Task input →
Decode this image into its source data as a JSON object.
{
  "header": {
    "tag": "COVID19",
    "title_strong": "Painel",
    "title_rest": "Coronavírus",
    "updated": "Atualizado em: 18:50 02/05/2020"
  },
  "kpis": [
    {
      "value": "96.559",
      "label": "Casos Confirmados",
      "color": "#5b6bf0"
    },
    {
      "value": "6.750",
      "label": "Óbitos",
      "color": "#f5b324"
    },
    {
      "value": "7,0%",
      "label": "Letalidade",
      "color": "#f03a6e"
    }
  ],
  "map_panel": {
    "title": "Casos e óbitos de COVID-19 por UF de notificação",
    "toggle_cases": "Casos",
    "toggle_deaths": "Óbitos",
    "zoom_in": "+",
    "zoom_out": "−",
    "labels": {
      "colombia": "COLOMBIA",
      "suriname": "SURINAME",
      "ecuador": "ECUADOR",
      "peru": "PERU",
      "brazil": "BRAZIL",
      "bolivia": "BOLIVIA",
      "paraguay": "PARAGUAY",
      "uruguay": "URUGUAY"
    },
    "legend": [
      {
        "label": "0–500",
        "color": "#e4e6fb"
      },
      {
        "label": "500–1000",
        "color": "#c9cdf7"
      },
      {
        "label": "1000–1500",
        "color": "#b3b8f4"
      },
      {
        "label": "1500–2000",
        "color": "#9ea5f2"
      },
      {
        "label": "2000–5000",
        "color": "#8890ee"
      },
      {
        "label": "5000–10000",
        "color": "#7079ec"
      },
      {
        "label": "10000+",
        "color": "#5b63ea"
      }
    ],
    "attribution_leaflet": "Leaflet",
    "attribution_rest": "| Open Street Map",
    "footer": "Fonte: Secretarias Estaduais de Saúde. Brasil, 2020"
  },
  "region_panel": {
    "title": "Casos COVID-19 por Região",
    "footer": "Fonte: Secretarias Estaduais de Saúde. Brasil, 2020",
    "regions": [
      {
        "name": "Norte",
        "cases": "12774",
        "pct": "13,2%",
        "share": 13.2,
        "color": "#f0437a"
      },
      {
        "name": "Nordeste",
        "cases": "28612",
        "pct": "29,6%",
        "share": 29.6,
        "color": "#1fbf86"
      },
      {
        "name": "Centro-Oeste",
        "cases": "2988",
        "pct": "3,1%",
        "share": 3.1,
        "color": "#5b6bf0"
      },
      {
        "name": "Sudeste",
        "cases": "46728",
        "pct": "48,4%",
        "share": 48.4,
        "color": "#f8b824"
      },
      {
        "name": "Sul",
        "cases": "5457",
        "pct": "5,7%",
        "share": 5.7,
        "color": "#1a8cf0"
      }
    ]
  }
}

Stated goal →
Copy every line of the material, please, keeping it exactly the same.

Result of this exercise →
Decode this image into its source data as a JSON object.
{
  "header": {
    "tag": "COVID19",
    "title_strong": "Painel",
    "title_rest": "Coronavírus",
    "updated": "Atualizado em: 18:50 02/05/2020"
  },
  "kpis": [
    {
      "value": "96.559",
      "label": "Casos Confirmados",
      "color": "#5b6bf0"
    },
    {
      "value": "6.750",
      "label": "Óbitos",
      "color": "#f5b324"
    },
    {
      "value": "7,0%",
      "label": "Letalidade",
      "color": "#f03a6e"
    }
  ],
  "map_panel": {
    "title": "Casos e óbitos de COVID-19 por UF de notificação",
    "toggle_cases": "Casos",
    "toggle_deaths": "Óbitos",
    "zoom_in": "+",
    "zoom_out": "−",
    "labels": {
      "colombia": "COLOMBIA",
      "suriname": "SURINAME",
      "ecuador": "ECUADOR",
      "peru": "PERU",
      "brazil": "BRAZIL",
      "bolivia": "BOLIVIA",
      "paraguay": "PARAGUAY",
      "uruguay": "URUGUAY"
    },
    "legend": [
      {
        "label": "0–500",
        "color": "#e4e6fb"
      },
      {
        "label": "500–1000",
        "color": "#c9cdf7"
      },
      {
        "label": "1000–1500",
        "color": "#b3b8f4"
      },
      {
        "label": "1500–2000",
        "color": "#9ea5f2"
      },
      {
        "label": "2000–5000",
        "color": "#8890ee"
      },
      {
        "label": "5000–10000",
        "color": "#7079ec"
      },
      {
        "label": "10000+",
        "color": "#5b63ea"
      }
    ],
    "attribution_leaflet": "Leaflet",
    "attribution_rest": "| Open Street Map",
    "footer": "Fonte: Secretarias Estaduais de Saúde. Brasil, 2020"
  },
  "region_panel": {
    "title": "Casos COVID-19 por Região",
    "footer": "Fonte: Secretarias Estaduais de Saúde. Brasil, 2020",
    "regions": [
      {
        "name": "Norte",
        "cases": "12774",
        "pct": "13,2%",
        "share": 13.2,
        "color": "#f0437a"
      },
      {
        "name": "Nordeste",
        "cases": "28612",
        "pct": "29,6%",
        "share": 29.6,
        "color": "#1fbf86"
      },
      {
        "name": "Centro-Oeste",
        "cases": "2988",
        "pct": "3,1%",
        "share": 3.1,
        "color": "#5b6bf0"
      },
      {
        "name": "Sudeste",
        "cases": "46728",
        "pct": "48,4%",
        "share": 48.4,
        "color": "#f8b824"
      },
      {
        "name": "Sul",
        "cases": "5457",
        "pct": "5,7%",
        "share": 5.7,
        "color": "#1a8cf0"
      }
    ]
  }
}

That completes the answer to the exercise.